[Excerpts from a figure dataset]
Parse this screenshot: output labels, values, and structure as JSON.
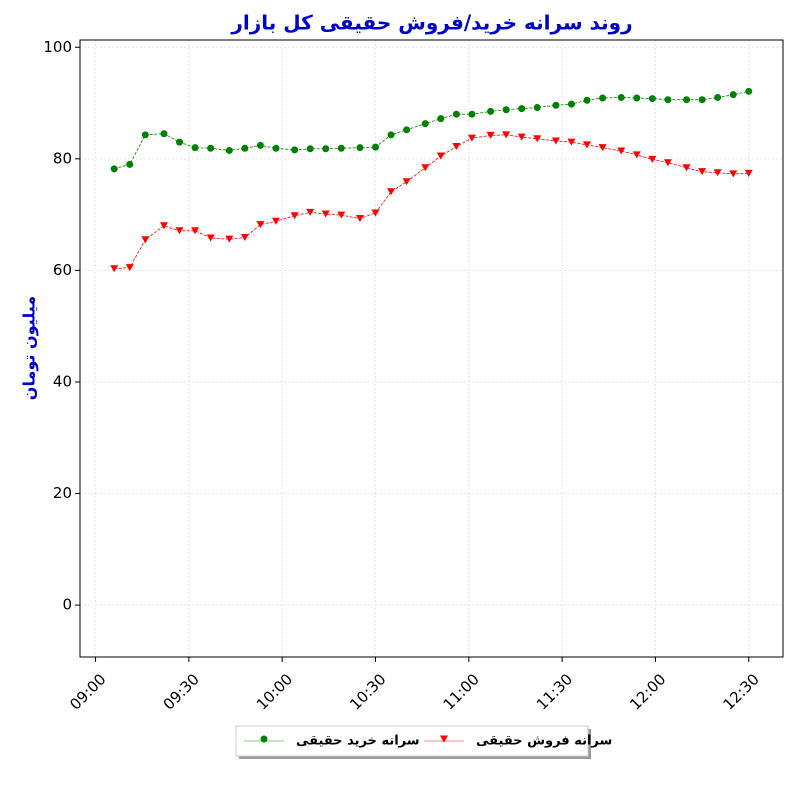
{
  "chart_data": {
    "type": "line",
    "title": "روند سرانه خرید/فروش حقیقی کل بازار",
    "y_label": "میلیون تومان",
    "x": [
      "09:06",
      "09:11",
      "09:16",
      "09:22",
      "09:27",
      "09:32",
      "09:37",
      "09:43",
      "09:48",
      "09:53",
      "09:58",
      "10:04",
      "10:09",
      "10:14",
      "10:19",
      "10:25",
      "10:30",
      "10:35",
      "10:40",
      "10:46",
      "10:51",
      "10:56",
      "11:01",
      "11:07",
      "11:12",
      "11:17",
      "11:22",
      "11:28",
      "11:33",
      "11:38",
      "11:43",
      "11:49",
      "11:54",
      "11:59",
      "12:04",
      "12:10",
      "12:15",
      "12:20",
      "12:25",
      "12:30"
    ],
    "series": [
      {
        "name": "سرانه خرید حقیقی",
        "color": "#008000",
        "marker": "circle",
        "values": [
          78.2,
          79,
          84.3,
          84.5,
          83,
          82,
          81.9,
          81.5,
          81.9,
          82.4,
          81.9,
          81.6,
          81.8,
          81.8,
          81.9,
          82,
          82.1,
          84.3,
          85.2,
          86.3,
          87.2,
          88,
          88,
          88.5,
          88.8,
          89,
          89.2,
          89.6,
          89.8,
          90.5,
          90.9,
          91,
          90.9,
          90.8,
          90.6,
          90.6,
          90.6,
          91,
          91.5,
          92.1
        ]
      },
      {
        "name": "سرانه فروش حقیقی",
        "color": "#ff0000",
        "marker": "triangle-down",
        "values": [
          60.3,
          60.5,
          65.5,
          68,
          67.1,
          67.1,
          65.8,
          65.6,
          65.9,
          68.2,
          68.8,
          69.8,
          70.4,
          70.1,
          69.9,
          69.3,
          70.3,
          74.1,
          75.9,
          78.4,
          80.5,
          82.2,
          83.7,
          84.2,
          84.3,
          83.9,
          83.6,
          83.2,
          83,
          82.5,
          82,
          81.4,
          80.7,
          79.9,
          79.3,
          78.4,
          77.7,
          77.5,
          77.3,
          77.4
        ]
      }
    ],
    "xlim": [
      "08:55",
      "12:41"
    ],
    "xticks": [
      "09:00",
      "09:30",
      "10:00",
      "10:30",
      "11:00",
      "11:30",
      "12:00",
      "12:30"
    ],
    "ylim": [
      -9.3,
      101.3
    ],
    "yticks": [
      0,
      20,
      40,
      60,
      80,
      100
    ],
    "grid": true,
    "legend": "below"
  }
}
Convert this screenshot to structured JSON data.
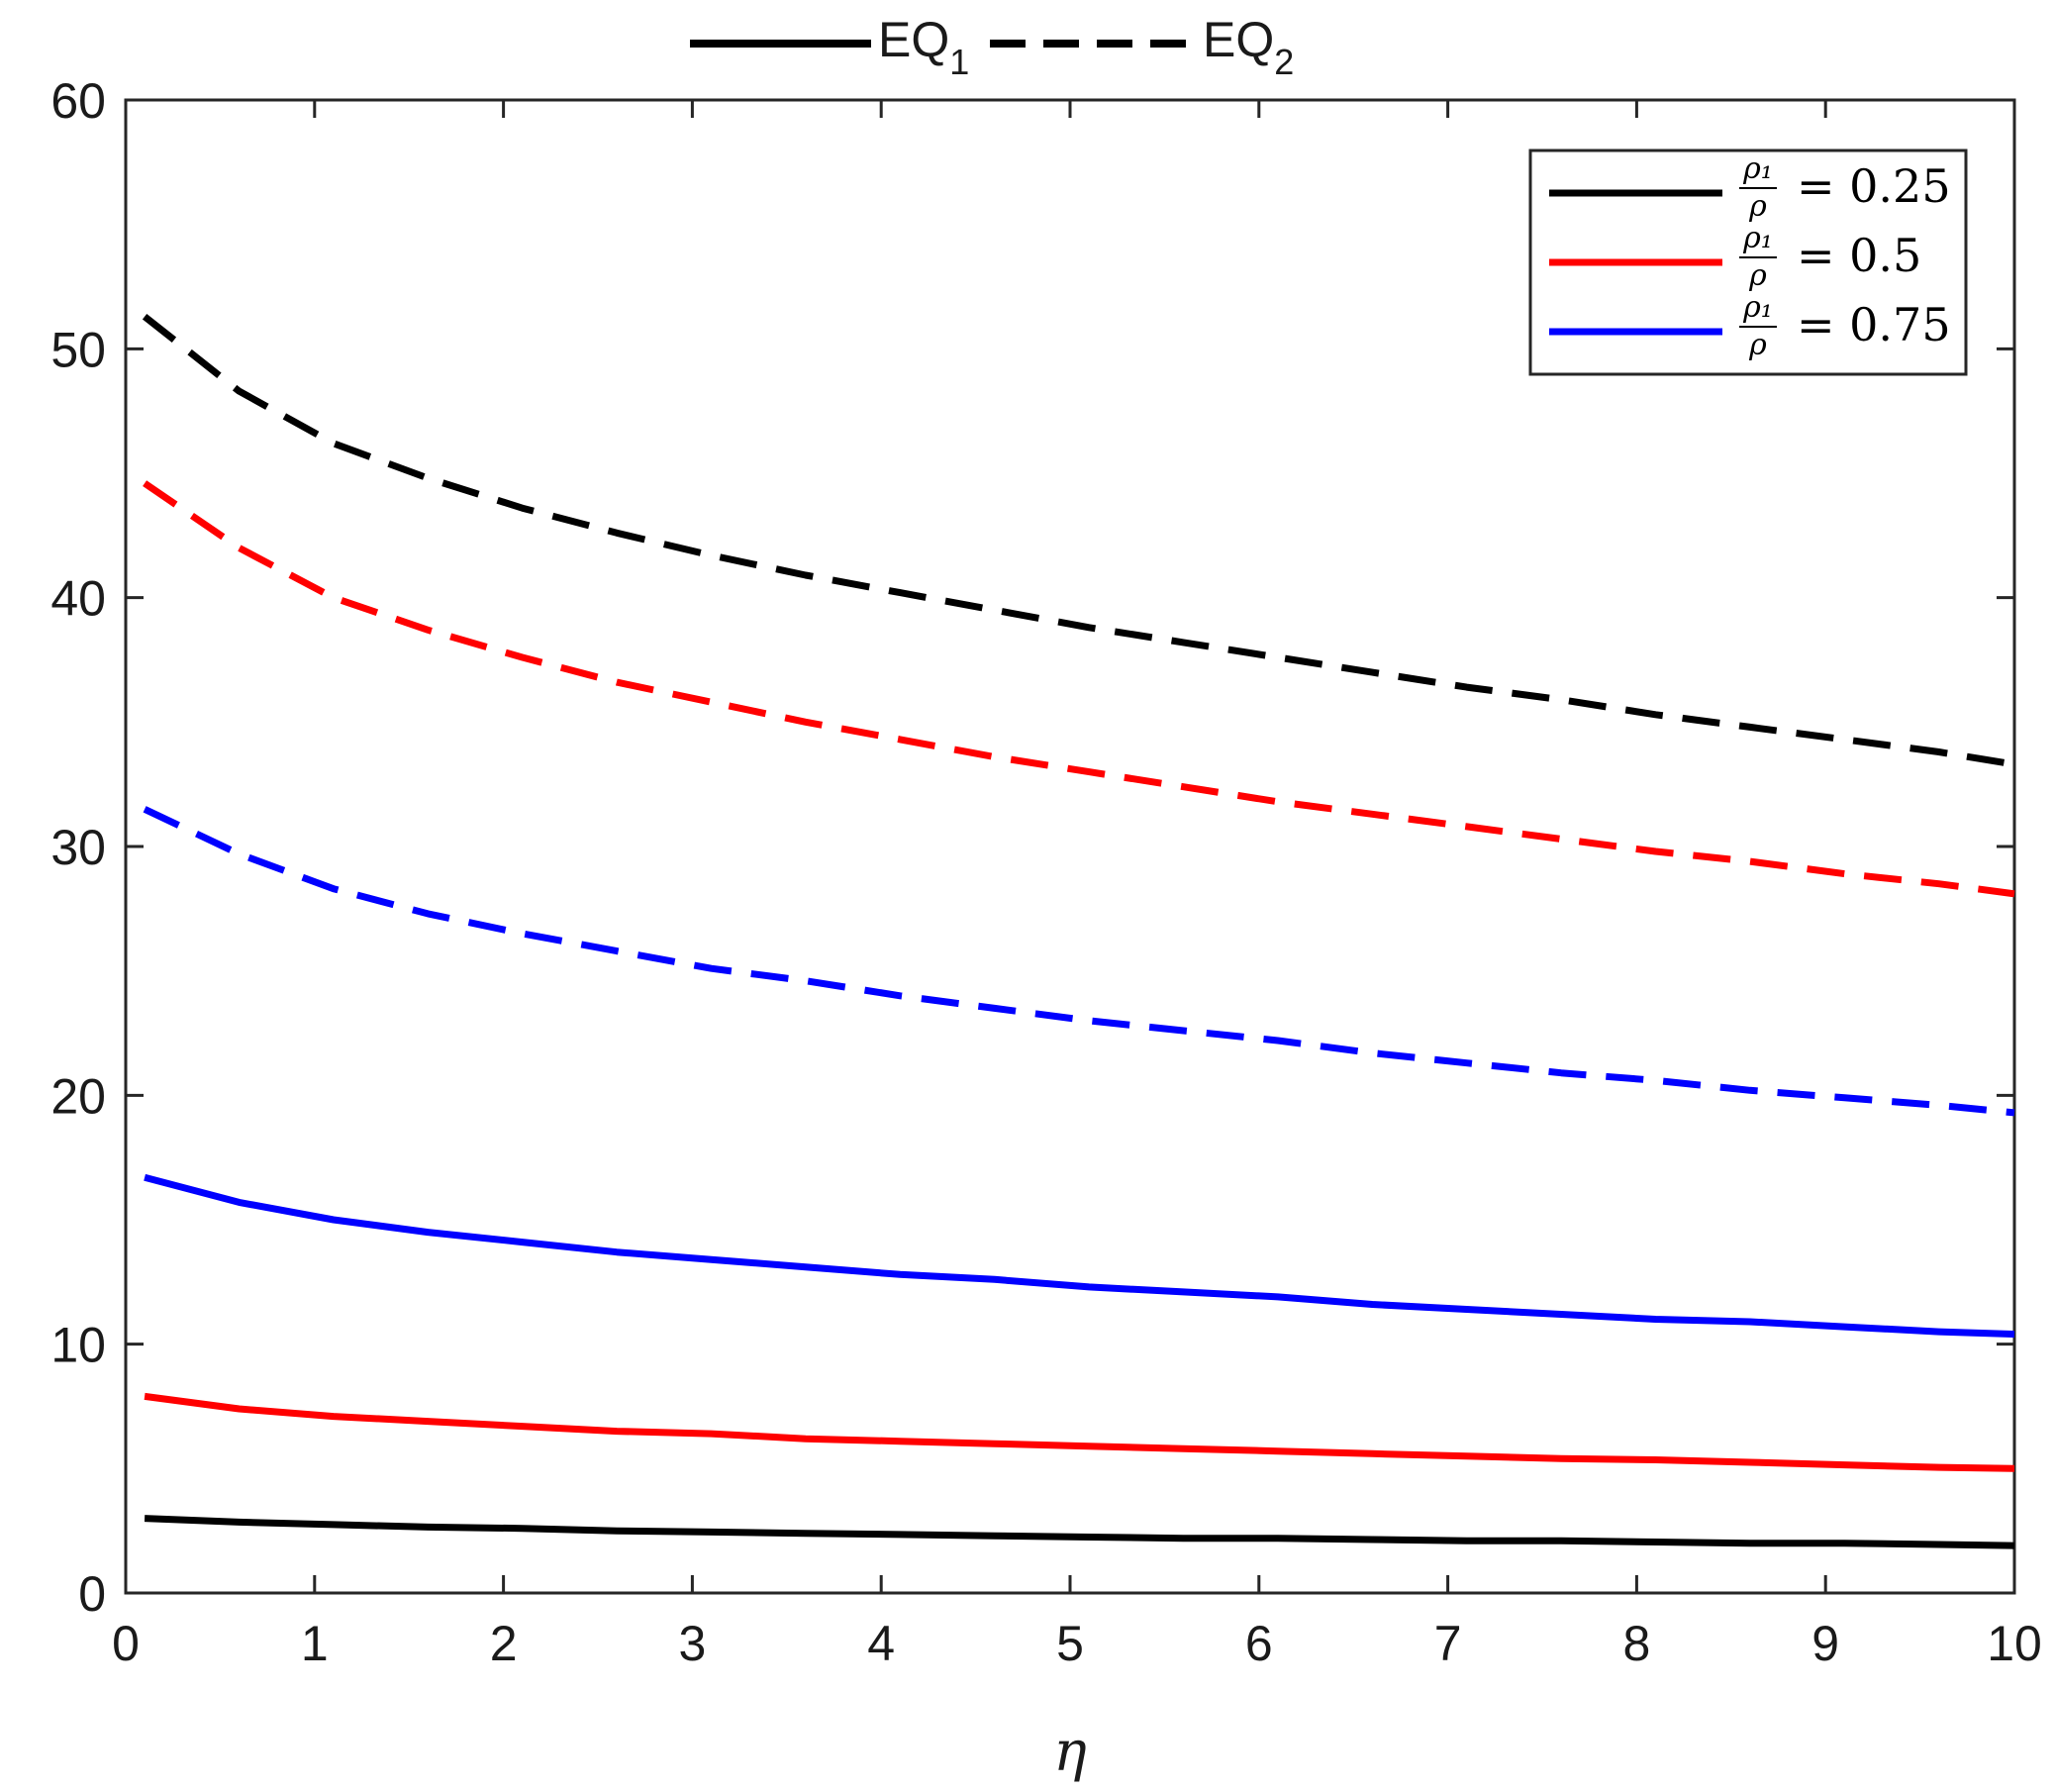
{
  "chart_data": {
    "type": "line",
    "title": "",
    "xlabel": "η",
    "ylabel": "",
    "xlim": [
      0,
      10
    ],
    "ylim": [
      0,
      60
    ],
    "grid": false,
    "x_ticks": [
      "0",
      "1",
      "2",
      "3",
      "4",
      "5",
      "6",
      "7",
      "8",
      "9",
      "10"
    ],
    "y_ticks": [
      "0",
      "10",
      "20",
      "30",
      "40",
      "50",
      "60"
    ],
    "x": [
      0.1,
      0.6,
      1.1,
      1.6,
      2.1,
      2.6,
      3.1,
      3.6,
      4.1,
      4.6,
      5.1,
      5.6,
      6.1,
      6.6,
      7.1,
      7.6,
      8.1,
      8.6,
      9.1,
      9.6,
      10.0
    ],
    "style_legend": {
      "position": "top-center-outside",
      "entries": [
        {
          "label": "EQ",
          "subscript": "1",
          "line_style": "solid"
        },
        {
          "label": "EQ",
          "subscript": "2",
          "line_style": "dashed"
        }
      ]
    },
    "color_legend": {
      "position": "top-right",
      "entries": [
        {
          "numerator": "ρ₁",
          "denominator": "ρ",
          "value": "= 0.25",
          "color": "#000000"
        },
        {
          "numerator": "ρ₁",
          "denominator": "ρ",
          "value": "= 0.5",
          "color": "#ff0000"
        },
        {
          "numerator": "ρ₁",
          "denominator": "ρ",
          "value": "= 0.75",
          "color": "#0000ff"
        }
      ]
    },
    "series": [
      {
        "group": "EQ2",
        "ratio": "0.25",
        "color": "#000000",
        "dash": "dashed",
        "values": [
          51.3,
          48.3,
          46.2,
          44.8,
          43.6,
          42.6,
          41.7,
          40.9,
          40.2,
          39.5,
          38.8,
          38.2,
          37.6,
          37.0,
          36.4,
          35.9,
          35.3,
          34.8,
          34.3,
          33.8,
          33.3
        ]
      },
      {
        "group": "EQ2",
        "ratio": "0.5",
        "color": "#ff0000",
        "dash": "dashed",
        "values": [
          44.6,
          42.0,
          40.0,
          38.7,
          37.6,
          36.6,
          35.8,
          35.0,
          34.3,
          33.6,
          33.0,
          32.4,
          31.8,
          31.3,
          30.8,
          30.3,
          29.8,
          29.4,
          28.9,
          28.5,
          28.1
        ]
      },
      {
        "group": "EQ2",
        "ratio": "0.75",
        "color": "#0000ff",
        "dash": "dashed",
        "values": [
          31.5,
          29.7,
          28.3,
          27.3,
          26.5,
          25.8,
          25.1,
          24.6,
          24.0,
          23.5,
          23.0,
          22.6,
          22.2,
          21.7,
          21.3,
          20.9,
          20.6,
          20.2,
          19.9,
          19.6,
          19.3
        ]
      },
      {
        "group": "EQ1",
        "ratio": "0.75",
        "color": "#0000ff",
        "dash": "solid",
        "values": [
          16.7,
          15.7,
          15.0,
          14.5,
          14.1,
          13.7,
          13.4,
          13.1,
          12.8,
          12.6,
          12.3,
          12.1,
          11.9,
          11.6,
          11.4,
          11.2,
          11.0,
          10.9,
          10.7,
          10.5,
          10.4
        ]
      },
      {
        "group": "EQ1",
        "ratio": "0.5",
        "color": "#ff0000",
        "dash": "solid",
        "values": [
          7.9,
          7.4,
          7.1,
          6.9,
          6.7,
          6.5,
          6.4,
          6.2,
          6.1,
          6.0,
          5.9,
          5.8,
          5.7,
          5.6,
          5.5,
          5.4,
          5.35,
          5.25,
          5.15,
          5.05,
          5.0
        ]
      },
      {
        "group": "EQ1",
        "ratio": "0.25",
        "color": "#000000",
        "dash": "solid",
        "values": [
          3.0,
          2.85,
          2.75,
          2.65,
          2.6,
          2.5,
          2.45,
          2.4,
          2.35,
          2.3,
          2.25,
          2.2,
          2.2,
          2.15,
          2.1,
          2.1,
          2.05,
          2.0,
          2.0,
          1.95,
          1.9
        ]
      }
    ]
  }
}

## AIM OF THE EXERCISE
Which lines contain the word "screenshot"? Return each of them.

## RESPONSE BELOW
Parse this screenshot: output labels, values, and structure as JSON.
Convert this screenshot to structured JSON data.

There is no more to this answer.